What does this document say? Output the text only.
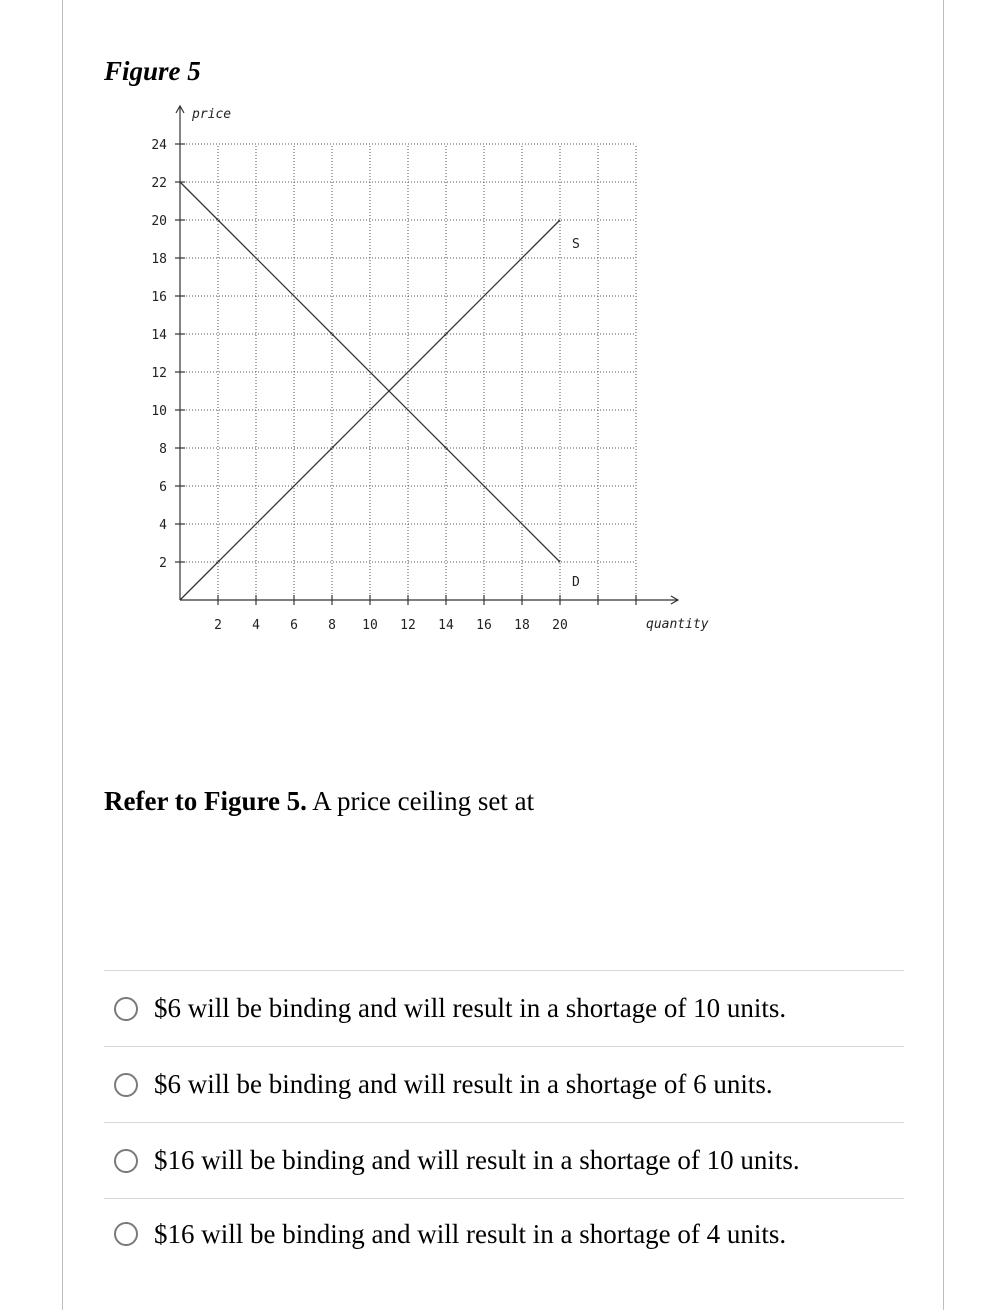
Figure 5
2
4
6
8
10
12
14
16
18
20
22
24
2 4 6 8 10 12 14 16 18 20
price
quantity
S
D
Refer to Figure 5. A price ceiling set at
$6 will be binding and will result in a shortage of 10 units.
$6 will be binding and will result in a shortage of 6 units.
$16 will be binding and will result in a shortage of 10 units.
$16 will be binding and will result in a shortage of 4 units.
────────────────
Job:
Lines from the records above that hold "will" are the ones to list.

Response to this exercise:
$6 will be binding and will result in a shortage of 10 units.
$6 will be binding and will result in a shortage of 6 units.
$16 will be binding and will result in a shortage of 10 units.
$16 will be binding and will result in a shortage of 4 units.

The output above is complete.